WHAT NEEDS TO BE DONE:
Count the lines in the records below that contain the word "Ziemniaki", and give only that number.

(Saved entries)
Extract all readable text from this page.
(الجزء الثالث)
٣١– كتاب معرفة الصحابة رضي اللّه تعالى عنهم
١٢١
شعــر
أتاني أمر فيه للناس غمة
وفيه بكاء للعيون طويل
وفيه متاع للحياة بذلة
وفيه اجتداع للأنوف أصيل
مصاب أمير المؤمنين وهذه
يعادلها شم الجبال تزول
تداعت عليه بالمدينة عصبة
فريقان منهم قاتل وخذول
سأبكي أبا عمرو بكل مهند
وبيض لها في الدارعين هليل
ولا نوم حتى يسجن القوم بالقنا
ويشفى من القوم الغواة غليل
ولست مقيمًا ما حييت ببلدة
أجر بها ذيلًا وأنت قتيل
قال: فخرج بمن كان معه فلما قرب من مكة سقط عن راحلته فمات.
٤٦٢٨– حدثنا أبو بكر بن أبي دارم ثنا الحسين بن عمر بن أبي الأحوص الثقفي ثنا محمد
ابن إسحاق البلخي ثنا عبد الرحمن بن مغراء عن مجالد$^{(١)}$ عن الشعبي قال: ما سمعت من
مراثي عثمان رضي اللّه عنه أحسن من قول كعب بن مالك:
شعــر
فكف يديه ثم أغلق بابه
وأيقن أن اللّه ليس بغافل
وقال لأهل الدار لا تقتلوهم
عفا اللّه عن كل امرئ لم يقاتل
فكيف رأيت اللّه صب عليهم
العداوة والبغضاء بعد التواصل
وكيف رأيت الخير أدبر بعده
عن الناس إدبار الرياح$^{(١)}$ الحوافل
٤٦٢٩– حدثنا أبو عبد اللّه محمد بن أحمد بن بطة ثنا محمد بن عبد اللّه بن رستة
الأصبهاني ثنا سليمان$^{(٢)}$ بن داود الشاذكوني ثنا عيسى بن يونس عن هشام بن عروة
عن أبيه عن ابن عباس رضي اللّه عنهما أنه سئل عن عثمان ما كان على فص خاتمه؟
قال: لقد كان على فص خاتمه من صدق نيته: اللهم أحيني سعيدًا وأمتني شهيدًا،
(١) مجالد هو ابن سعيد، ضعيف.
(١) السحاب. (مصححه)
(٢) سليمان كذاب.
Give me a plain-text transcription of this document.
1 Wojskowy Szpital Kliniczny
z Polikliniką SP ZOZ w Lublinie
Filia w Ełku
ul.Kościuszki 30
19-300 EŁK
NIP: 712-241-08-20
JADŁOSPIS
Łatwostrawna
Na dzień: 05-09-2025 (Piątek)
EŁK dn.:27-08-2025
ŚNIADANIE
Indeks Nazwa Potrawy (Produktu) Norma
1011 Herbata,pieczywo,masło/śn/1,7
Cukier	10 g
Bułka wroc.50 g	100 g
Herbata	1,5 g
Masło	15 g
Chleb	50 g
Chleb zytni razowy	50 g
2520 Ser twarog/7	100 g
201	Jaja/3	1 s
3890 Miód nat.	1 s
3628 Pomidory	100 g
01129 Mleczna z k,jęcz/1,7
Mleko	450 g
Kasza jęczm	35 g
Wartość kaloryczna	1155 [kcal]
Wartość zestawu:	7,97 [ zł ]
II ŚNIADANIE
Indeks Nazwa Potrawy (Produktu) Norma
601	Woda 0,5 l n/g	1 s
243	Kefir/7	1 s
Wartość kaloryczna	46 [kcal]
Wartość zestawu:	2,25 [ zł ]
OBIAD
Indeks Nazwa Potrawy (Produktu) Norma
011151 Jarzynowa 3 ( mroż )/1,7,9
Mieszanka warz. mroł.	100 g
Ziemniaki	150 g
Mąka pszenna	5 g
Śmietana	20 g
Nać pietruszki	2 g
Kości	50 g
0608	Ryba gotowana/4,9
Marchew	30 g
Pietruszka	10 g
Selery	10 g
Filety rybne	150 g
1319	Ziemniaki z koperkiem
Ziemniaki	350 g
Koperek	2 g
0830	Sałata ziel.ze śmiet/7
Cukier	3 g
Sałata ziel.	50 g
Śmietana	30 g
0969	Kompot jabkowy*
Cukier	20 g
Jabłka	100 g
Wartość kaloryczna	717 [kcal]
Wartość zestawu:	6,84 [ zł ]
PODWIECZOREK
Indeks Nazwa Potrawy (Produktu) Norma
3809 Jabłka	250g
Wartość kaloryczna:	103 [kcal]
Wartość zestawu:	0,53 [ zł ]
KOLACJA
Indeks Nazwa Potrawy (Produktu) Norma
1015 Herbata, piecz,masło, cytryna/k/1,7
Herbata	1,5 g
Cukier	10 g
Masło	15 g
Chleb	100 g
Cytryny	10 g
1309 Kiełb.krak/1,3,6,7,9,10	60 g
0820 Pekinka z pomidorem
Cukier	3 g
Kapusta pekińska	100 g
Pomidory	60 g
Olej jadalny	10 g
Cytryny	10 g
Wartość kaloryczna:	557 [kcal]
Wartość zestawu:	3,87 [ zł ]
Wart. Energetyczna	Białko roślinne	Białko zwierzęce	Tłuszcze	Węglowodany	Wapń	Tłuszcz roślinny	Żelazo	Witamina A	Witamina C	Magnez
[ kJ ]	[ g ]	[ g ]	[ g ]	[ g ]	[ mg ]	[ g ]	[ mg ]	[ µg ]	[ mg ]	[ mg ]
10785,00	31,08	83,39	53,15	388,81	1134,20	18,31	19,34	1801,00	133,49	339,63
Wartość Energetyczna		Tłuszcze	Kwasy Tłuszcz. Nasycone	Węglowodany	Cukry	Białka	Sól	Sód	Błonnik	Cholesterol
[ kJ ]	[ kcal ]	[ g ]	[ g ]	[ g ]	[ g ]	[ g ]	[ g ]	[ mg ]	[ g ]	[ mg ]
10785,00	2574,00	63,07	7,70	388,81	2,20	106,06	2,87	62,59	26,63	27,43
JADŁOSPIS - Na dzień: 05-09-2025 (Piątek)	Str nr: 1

RESPONSE BELOW:
3